Output all entries verbatim. Skip pictures.

** Start of Records supplied **

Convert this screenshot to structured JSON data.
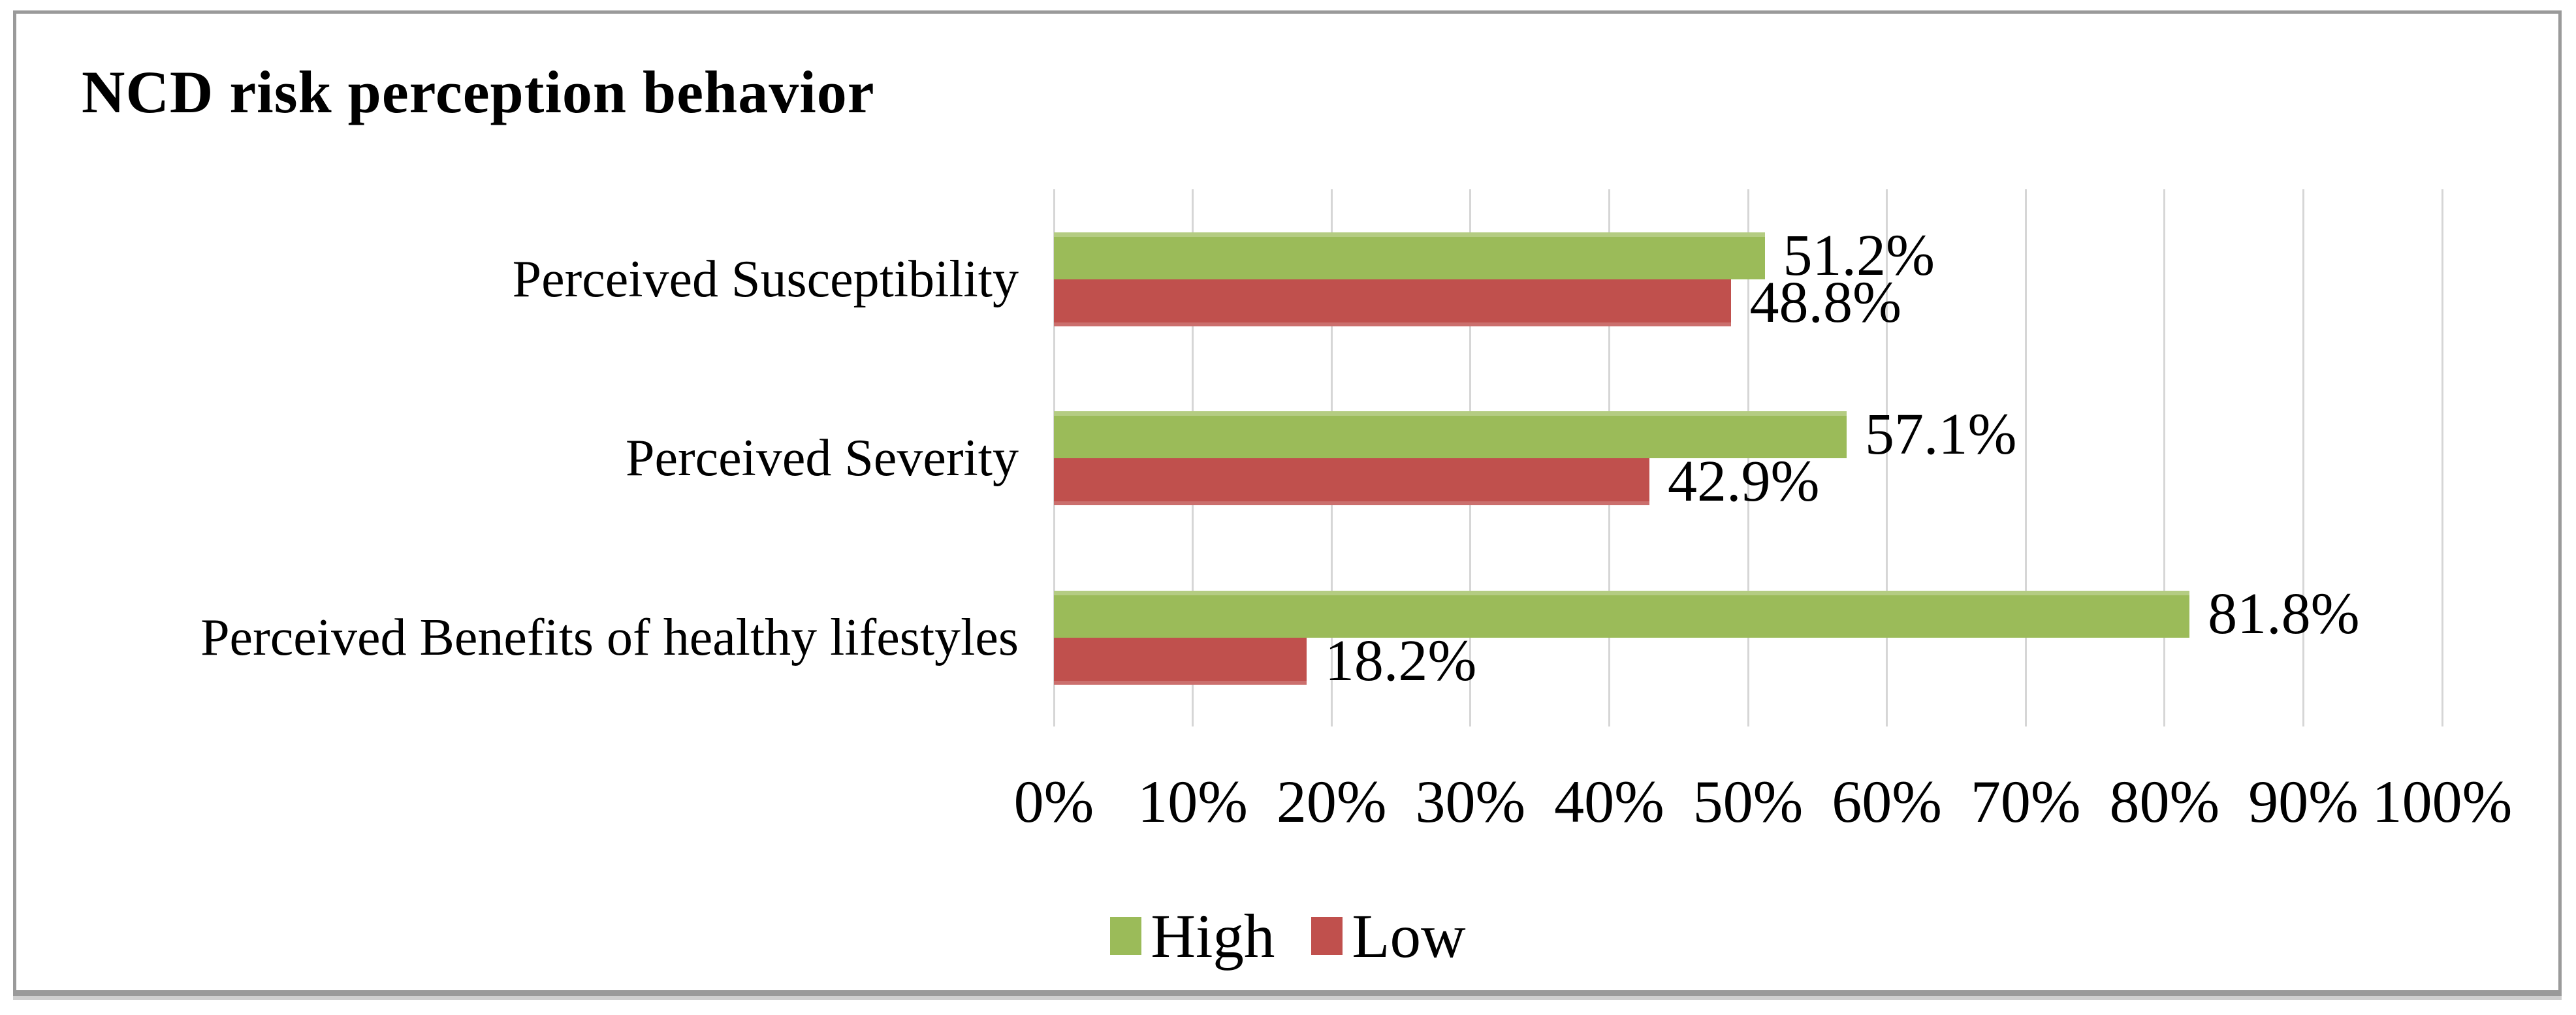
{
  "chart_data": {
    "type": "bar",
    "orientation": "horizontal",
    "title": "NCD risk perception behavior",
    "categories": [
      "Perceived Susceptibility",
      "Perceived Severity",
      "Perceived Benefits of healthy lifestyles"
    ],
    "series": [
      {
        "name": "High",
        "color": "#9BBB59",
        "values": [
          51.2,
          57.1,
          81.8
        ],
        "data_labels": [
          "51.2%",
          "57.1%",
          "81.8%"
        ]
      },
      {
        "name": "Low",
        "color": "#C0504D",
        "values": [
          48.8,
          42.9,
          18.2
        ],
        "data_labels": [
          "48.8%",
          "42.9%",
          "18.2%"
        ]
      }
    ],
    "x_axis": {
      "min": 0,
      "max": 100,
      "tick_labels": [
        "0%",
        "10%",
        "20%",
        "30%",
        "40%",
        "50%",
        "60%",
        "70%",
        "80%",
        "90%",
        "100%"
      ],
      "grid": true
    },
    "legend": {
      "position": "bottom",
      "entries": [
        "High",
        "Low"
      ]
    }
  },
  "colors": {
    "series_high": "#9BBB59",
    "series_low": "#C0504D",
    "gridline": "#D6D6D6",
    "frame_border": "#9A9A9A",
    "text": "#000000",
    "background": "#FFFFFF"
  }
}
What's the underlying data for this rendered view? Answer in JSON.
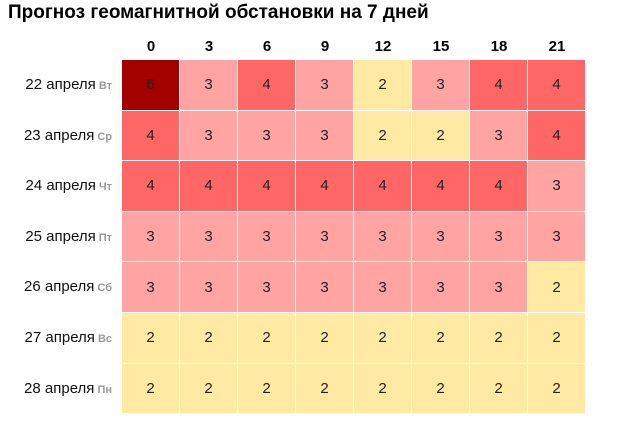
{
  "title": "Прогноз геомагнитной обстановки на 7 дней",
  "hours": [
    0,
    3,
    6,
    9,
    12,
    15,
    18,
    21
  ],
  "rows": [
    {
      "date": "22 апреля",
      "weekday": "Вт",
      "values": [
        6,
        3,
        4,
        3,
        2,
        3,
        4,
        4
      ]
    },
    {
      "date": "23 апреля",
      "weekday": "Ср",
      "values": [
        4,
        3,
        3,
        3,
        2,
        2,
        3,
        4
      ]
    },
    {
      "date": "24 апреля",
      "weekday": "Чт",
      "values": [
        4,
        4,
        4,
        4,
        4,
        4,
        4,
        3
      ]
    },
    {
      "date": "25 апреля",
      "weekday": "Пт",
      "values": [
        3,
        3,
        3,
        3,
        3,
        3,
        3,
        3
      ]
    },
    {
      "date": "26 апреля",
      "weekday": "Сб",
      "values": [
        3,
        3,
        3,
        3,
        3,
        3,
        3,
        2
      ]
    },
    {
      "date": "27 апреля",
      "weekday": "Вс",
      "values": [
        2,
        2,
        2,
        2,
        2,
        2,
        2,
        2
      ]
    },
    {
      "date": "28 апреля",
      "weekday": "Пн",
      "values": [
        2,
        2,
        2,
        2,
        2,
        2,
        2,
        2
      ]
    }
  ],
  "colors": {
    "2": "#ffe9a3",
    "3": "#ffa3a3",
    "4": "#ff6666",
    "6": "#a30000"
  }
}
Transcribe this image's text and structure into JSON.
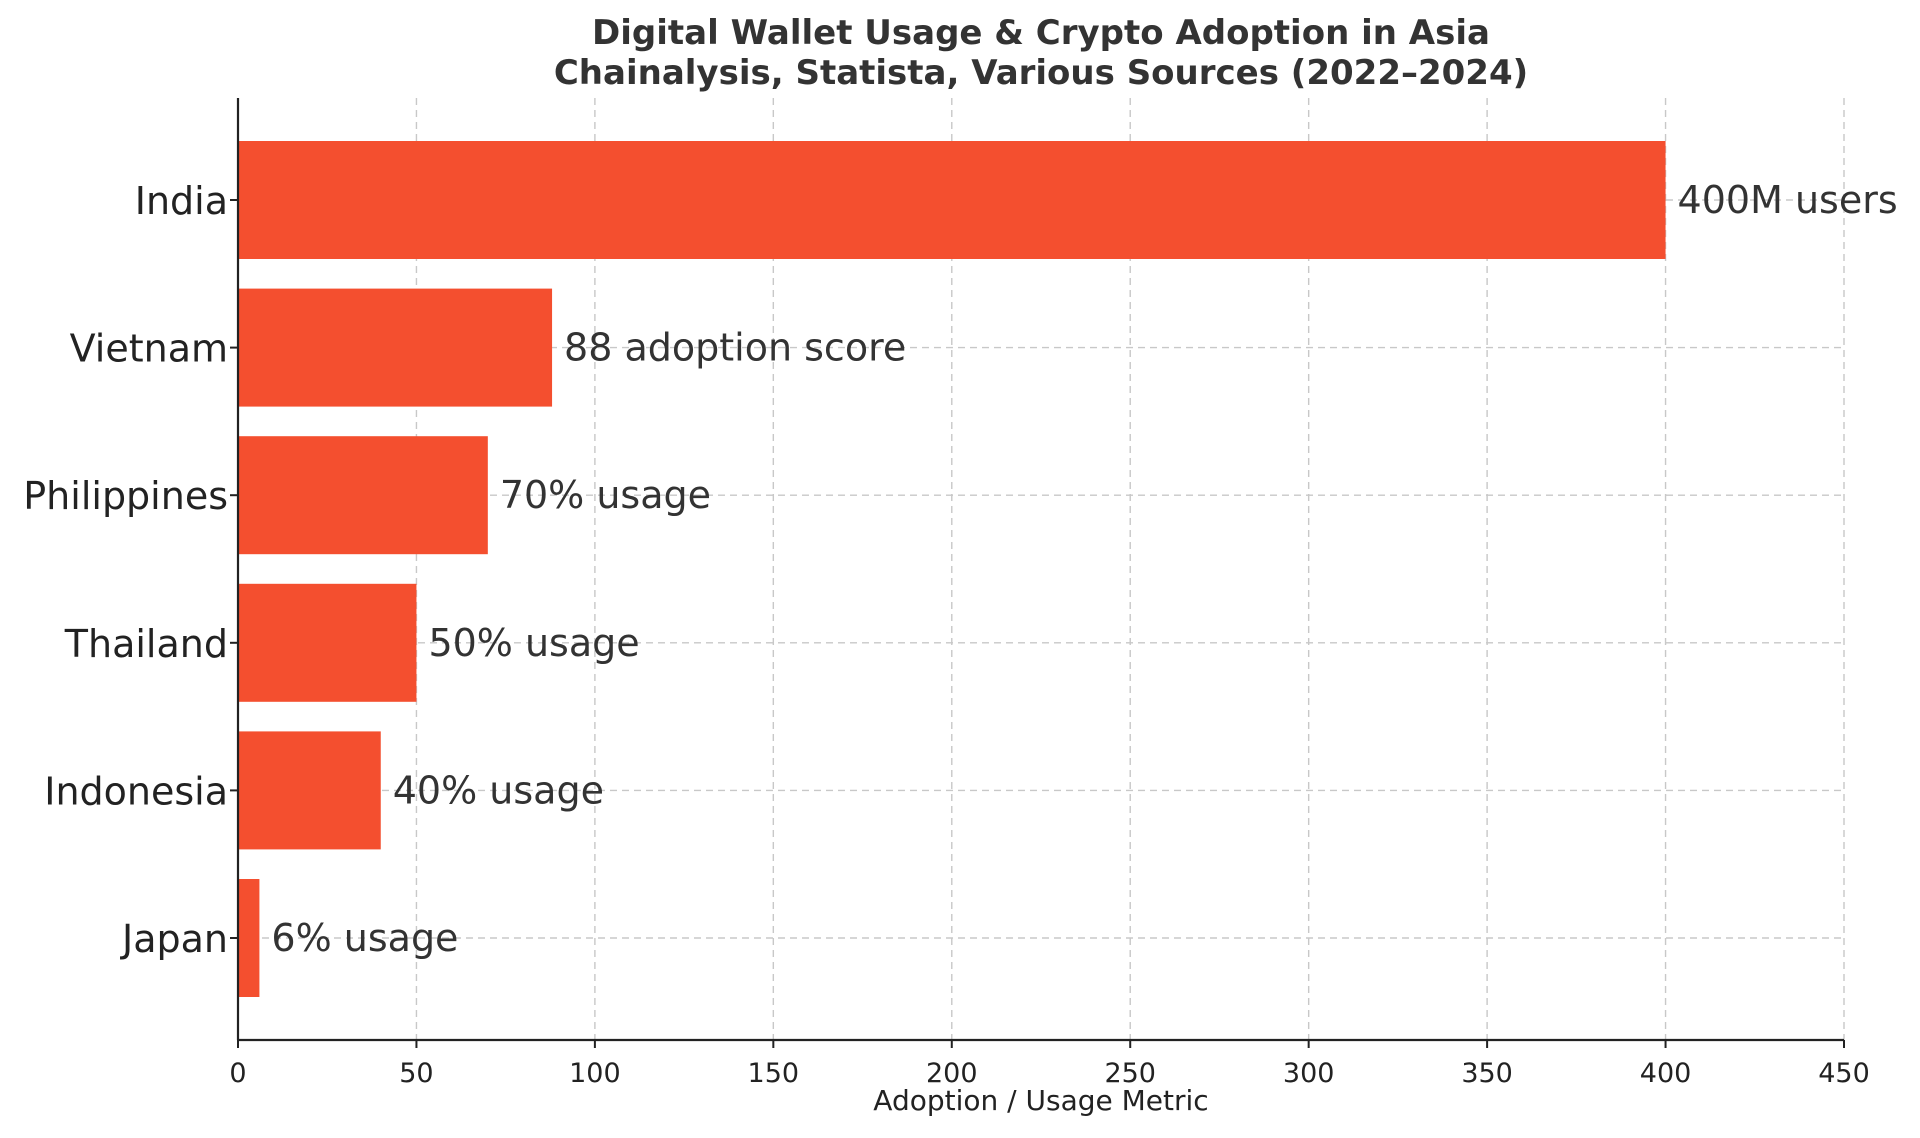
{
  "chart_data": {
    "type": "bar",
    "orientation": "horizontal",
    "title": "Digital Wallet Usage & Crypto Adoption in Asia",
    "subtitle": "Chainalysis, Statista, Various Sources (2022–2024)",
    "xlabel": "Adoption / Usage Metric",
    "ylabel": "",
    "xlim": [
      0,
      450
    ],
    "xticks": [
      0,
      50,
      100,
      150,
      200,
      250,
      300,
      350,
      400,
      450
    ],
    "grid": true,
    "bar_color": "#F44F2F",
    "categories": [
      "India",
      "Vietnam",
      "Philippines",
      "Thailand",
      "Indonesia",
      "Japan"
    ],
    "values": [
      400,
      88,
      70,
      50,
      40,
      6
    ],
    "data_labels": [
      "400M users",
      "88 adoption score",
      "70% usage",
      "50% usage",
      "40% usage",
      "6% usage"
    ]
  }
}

** End of Records supplied **

Exercise solution
Convert this screenshot to structured JSON data.
{
  "chart_data": {
    "type": "bar",
    "orientation": "horizontal",
    "title": "NCD risk perception behavior",
    "categories": [
      "Perceived Susceptibility",
      "Perceived Severity",
      "Perceived Benefits of healthy lifestyles"
    ],
    "series": [
      {
        "name": "High",
        "color": "#9BBB59",
        "values": [
          51.2,
          57.1,
          81.8
        ],
        "data_labels": [
          "51.2%",
          "57.1%",
          "81.8%"
        ]
      },
      {
        "name": "Low",
        "color": "#C0504D",
        "values": [
          48.8,
          42.9,
          18.2
        ],
        "data_labels": [
          "48.8%",
          "42.9%",
          "18.2%"
        ]
      }
    ],
    "x_axis": {
      "min": 0,
      "max": 100,
      "tick_labels": [
        "0%",
        "10%",
        "20%",
        "30%",
        "40%",
        "50%",
        "60%",
        "70%",
        "80%",
        "90%",
        "100%"
      ],
      "grid": true
    },
    "legend": {
      "position": "bottom",
      "entries": [
        "High",
        "Low"
      ]
    }
  },
  "colors": {
    "series_high": "#9BBB59",
    "series_low": "#C0504D",
    "gridline": "#D6D6D6",
    "frame_border": "#9A9A9A",
    "text": "#000000",
    "background": "#FFFFFF"
  }
}
What's the underlying data for this rendered view? Answer in JSON.
{
  "title": "Прогноз геомагнитной обстановки на 7 дней",
  "hours": [
    0,
    3,
    6,
    9,
    12,
    15,
    18,
    21
  ],
  "rows": [
    {
      "date": "22 апреля",
      "weekday": "Вт",
      "values": [
        6,
        3,
        4,
        3,
        2,
        3,
        4,
        4
      ]
    },
    {
      "date": "23 апреля",
      "weekday": "Ср",
      "values": [
        4,
        3,
        3,
        3,
        2,
        2,
        3,
        4
      ]
    },
    {
      "date": "24 апреля",
      "weekday": "Чт",
      "values": [
        4,
        4,
        4,
        4,
        4,
        4,
        4,
        3
      ]
    },
    {
      "date": "25 апреля",
      "weekday": "Пт",
      "values": [
        3,
        3,
        3,
        3,
        3,
        3,
        3,
        3
      ]
    },
    {
      "date": "26 апреля",
      "weekday": "Сб",
      "values": [
        3,
        3,
        3,
        3,
        3,
        3,
        3,
        2
      ]
    },
    {
      "date": "27 апреля",
      "weekday": "Вс",
      "values": [
        2,
        2,
        2,
        2,
        2,
        2,
        2,
        2
      ]
    },
    {
      "date": "28 апреля",
      "weekday": "Пн",
      "values": [
        2,
        2,
        2,
        2,
        2,
        2,
        2,
        2
      ]
    }
  ],
  "colors": {
    "2": "#ffe9a3",
    "3": "#ffa3a3",
    "4": "#ff6666",
    "6": "#a30000"
  }
}
Transcribe this image's text and structure into JSON.
{
  "chart_data": {
    "type": "bar",
    "orientation": "horizontal",
    "title": "Digital Wallet Usage & Crypto Adoption in Asia",
    "subtitle": "Chainalysis, Statista, Various Sources (2022–2024)",
    "xlabel": "Adoption / Usage Metric",
    "ylabel": "",
    "xlim": [
      0,
      450
    ],
    "xticks": [
      0,
      50,
      100,
      150,
      200,
      250,
      300,
      350,
      400,
      450
    ],
    "grid": true,
    "bar_color": "#F44F2F",
    "categories": [
      "India",
      "Vietnam",
      "Philippines",
      "Thailand",
      "Indonesia",
      "Japan"
    ],
    "values": [
      400,
      88,
      70,
      50,
      40,
      6
    ],
    "data_labels": [
      "400M users",
      "88 adoption score",
      "70% usage",
      "50% usage",
      "40% usage",
      "6% usage"
    ]
  }
}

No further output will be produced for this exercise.